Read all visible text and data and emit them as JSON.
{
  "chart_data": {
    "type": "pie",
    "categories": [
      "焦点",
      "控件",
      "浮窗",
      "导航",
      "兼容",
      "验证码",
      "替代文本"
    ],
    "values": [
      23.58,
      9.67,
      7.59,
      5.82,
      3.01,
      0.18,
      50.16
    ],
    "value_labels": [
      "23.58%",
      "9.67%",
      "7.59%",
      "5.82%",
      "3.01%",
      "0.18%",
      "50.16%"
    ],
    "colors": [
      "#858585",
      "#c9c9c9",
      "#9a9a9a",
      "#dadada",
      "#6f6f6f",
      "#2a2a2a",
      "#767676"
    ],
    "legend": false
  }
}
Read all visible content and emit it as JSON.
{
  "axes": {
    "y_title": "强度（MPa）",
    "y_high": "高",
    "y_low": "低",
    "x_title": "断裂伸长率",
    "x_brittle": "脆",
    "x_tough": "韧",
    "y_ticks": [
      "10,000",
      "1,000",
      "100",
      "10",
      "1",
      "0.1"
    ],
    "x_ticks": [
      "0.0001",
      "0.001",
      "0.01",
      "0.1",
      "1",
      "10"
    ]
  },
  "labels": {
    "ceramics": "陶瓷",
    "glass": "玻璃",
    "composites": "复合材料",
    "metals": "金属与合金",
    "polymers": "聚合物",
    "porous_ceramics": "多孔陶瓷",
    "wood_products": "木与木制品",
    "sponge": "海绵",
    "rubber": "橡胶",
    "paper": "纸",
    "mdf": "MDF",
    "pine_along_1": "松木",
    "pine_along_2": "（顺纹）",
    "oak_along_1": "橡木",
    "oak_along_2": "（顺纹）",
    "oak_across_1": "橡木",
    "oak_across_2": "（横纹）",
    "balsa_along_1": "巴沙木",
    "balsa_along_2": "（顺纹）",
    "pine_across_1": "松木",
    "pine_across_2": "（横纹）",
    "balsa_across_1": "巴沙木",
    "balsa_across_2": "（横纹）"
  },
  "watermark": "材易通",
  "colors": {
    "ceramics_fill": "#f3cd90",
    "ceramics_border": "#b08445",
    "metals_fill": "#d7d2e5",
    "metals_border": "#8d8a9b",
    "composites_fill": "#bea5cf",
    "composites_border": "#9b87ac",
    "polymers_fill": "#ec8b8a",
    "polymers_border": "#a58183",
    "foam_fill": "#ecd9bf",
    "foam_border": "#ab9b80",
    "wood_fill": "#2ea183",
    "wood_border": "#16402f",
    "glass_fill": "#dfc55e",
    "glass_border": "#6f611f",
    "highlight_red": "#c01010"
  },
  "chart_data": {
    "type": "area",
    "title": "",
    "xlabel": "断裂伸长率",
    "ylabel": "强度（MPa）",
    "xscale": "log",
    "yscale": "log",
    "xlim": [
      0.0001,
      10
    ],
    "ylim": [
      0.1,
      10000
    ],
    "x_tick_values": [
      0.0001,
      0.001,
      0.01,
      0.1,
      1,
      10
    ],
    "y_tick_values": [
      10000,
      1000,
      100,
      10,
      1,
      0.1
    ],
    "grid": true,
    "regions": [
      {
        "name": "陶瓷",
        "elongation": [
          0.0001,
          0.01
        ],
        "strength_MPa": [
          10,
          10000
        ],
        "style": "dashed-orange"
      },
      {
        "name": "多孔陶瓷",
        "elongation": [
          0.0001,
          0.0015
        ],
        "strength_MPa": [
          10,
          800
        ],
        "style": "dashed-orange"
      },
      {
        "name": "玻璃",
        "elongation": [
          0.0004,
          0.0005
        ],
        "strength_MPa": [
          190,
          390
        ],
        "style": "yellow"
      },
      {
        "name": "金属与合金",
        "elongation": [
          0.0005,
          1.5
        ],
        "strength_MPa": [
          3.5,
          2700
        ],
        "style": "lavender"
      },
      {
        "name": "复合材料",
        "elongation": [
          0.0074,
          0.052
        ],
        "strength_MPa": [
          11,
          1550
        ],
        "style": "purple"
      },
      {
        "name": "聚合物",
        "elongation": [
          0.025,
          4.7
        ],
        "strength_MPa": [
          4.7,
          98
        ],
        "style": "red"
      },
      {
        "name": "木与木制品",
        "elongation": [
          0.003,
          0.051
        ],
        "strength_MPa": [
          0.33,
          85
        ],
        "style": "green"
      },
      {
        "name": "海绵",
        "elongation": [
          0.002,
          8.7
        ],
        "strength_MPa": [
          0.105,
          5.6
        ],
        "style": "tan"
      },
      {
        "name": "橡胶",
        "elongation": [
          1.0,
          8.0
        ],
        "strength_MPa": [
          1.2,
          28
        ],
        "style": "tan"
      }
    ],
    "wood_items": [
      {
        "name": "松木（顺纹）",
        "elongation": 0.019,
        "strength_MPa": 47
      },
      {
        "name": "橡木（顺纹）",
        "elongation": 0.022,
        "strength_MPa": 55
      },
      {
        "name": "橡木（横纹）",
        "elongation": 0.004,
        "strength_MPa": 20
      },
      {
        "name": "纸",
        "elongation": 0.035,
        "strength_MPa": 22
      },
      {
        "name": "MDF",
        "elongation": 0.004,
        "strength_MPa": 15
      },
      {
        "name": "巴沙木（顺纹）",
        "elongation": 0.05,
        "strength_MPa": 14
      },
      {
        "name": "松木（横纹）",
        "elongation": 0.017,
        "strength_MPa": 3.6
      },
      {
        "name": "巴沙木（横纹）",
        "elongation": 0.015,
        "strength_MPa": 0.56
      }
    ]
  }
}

WHAT IS REQUIRED :: Copy all of the data exactly.

OUTPUT BELOW ::
Read all visible text and data and emit them as JSON.
{
  "chart_data": {
    "type": "pie",
    "categories": [
      "焦点",
      "控件",
      "浮窗",
      "导航",
      "兼容",
      "验证码",
      "替代文本"
    ],
    "values": [
      23.58,
      9.67,
      7.59,
      5.82,
      3.01,
      0.18,
      50.16
    ],
    "value_labels": [
      "23.58%",
      "9.67%",
      "7.59%",
      "5.82%",
      "3.01%",
      "0.18%",
      "50.16%"
    ],
    "colors": [
      "#858585",
      "#c9c9c9",
      "#9a9a9a",
      "#dadada",
      "#6f6f6f",
      "#2a2a2a",
      "#767676"
    ],
    "legend": false
  }
}
Read all visible content and emit it as JSON.
{
  "axes": {
    "y_title": "强度（MPa）",
    "y_high": "高",
    "y_low": "低",
    "x_title": "断裂伸长率",
    "x_brittle": "脆",
    "x_tough": "韧",
    "y_ticks": [
      "10,000",
      "1,000",
      "100",
      "10",
      "1",
      "0.1"
    ],
    "x_ticks": [
      "0.0001",
      "0.001",
      "0.01",
      "0.1",
      "1",
      "10"
    ]
  },
  "labels": {
    "ceramics": "陶瓷",
    "glass": "玻璃",
    "composites": "复合材料",
    "metals": "金属与合金",
    "polymers": "聚合物",
    "porous_ceramics": "多孔陶瓷",
    "wood_products": "木与木制品",
    "sponge": "海绵",
    "rubber": "橡胶",
    "paper": "纸",
    "mdf": "MDF",
    "pine_along_1": "松木",
    "pine_along_2": "（顺纹）",
    "oak_along_1": "橡木",
    "oak_along_2": "（顺纹）",
    "oak_across_1": "橡木",
    "oak_across_2": "（横纹）",
    "balsa_along_1": "巴沙木",
    "balsa_along_2": "（顺纹）",
    "pine_across_1": "松木",
    "pine_across_2": "（横纹）",
    "balsa_across_1": "巴沙木",
    "balsa_across_2": "（横纹）"
  },
  "watermark": "材易通",
  "colors": {
    "ceramics_fill": "#f3cd90",
    "ceramics_border": "#b08445",
    "metals_fill": "#d7d2e5",
    "metals_border": "#8d8a9b",
    "composites_fill": "#bea5cf",
    "composites_border": "#9b87ac",
    "polymers_fill": "#ec8b8a",
    "polymers_border": "#a58183",
    "foam_fill": "#ecd9bf",
    "foam_border": "#ab9b80",
    "wood_fill": "#2ea183",
    "wood_border": "#16402f",
    "glass_fill": "#dfc55e",
    "glass_border": "#6f611f",
    "highlight_red": "#c01010"
  },
  "chart_data": {
    "type": "area",
    "title": "",
    "xlabel": "断裂伸长率",
    "ylabel": "强度（MPa）",
    "xscale": "log",
    "yscale": "log",
    "xlim": [
      0.0001,
      10
    ],
    "ylim": [
      0.1,
      10000
    ],
    "x_tick_values": [
      0.0001,
      0.001,
      0.01,
      0.1,
      1,
      10
    ],
    "y_tick_values": [
      10000,
      1000,
      100,
      10,
      1,
      0.1
    ],
    "grid": true,
    "regions": [
      {
        "name": "陶瓷",
        "elongation": [
          0.0001,
          0.01
        ],
        "strength_MPa": [
          10,
          10000
        ],
        "style": "dashed-orange"
      },
      {
        "name": "多孔陶瓷",
        "elongation": [
          0.0001,
          0.0015
        ],
        "strength_MPa": [
          10,
          800
        ],
        "style": "dashed-orange"
      },
      {
        "name": "玻璃",
        "elongation": [
          0.0004,
          0.0005
        ],
        "strength_MPa": [
          190,
          390
        ],
        "style": "yellow"
      },
      {
        "name": "金属与合金",
        "elongation": [
          0.0005,
          1.5
        ],
        "strength_MPa": [
          3.5,
          2700
        ],
        "style": "lavender"
      },
      {
        "name": "复合材料",
        "elongation": [
          0.0074,
          0.052
        ],
        "strength_MPa": [
          11,
          1550
        ],
        "style": "purple"
      },
      {
        "name": "聚合物",
        "elongation": [
          0.025,
          4.7
        ],
        "strength_MPa": [
          4.7,
          98
        ],
        "style": "red"
      },
      {
        "name": "木与木制品",
        "elongation": [
          0.003,
          0.051
        ],
        "strength_MPa": [
          0.33,
          85
        ],
        "style": "green"
      },
      {
        "name": "海绵",
        "elongation": [
          0.002,
          8.7
        ],
        "strength_MPa": [
          0.105,
          5.6
        ],
        "style": "tan"
      },
      {
        "name": "橡胶",
        "elongation": [
          1.0,
          8.0
        ],
        "strength_MPa": [
          1.2,
          28
        ],
        "style": "tan"
      }
    ],
    "wood_items": [
      {
        "name": "松木（顺纹）",
        "elongation": 0.019,
        "strength_MPa": 47
      },
      {
        "name": "橡木（顺纹）",
        "elongation": 0.022,
        "strength_MPa": 55
      },
      {
        "name": "橡木（横纹）",
        "elongation": 0.004,
        "strength_MPa": 20
      },
      {
        "name": "纸",
        "elongation": 0.035,
        "strength_MPa": 22
      },
      {
        "name": "MDF",
        "elongation": 0.004,
        "strength_MPa": 15
      },
      {
        "name": "巴沙木（顺纹）",
        "elongation": 0.05,
        "strength_MPa": 14
      },
      {
        "name": "松木（横纹）",
        "elongation": 0.017,
        "strength_MPa": 3.6
      },
      {
        "name": "巴沙木（横纹）",
        "elongation": 0.015,
        "strength_MPa": 0.56
      }
    ]
  }
}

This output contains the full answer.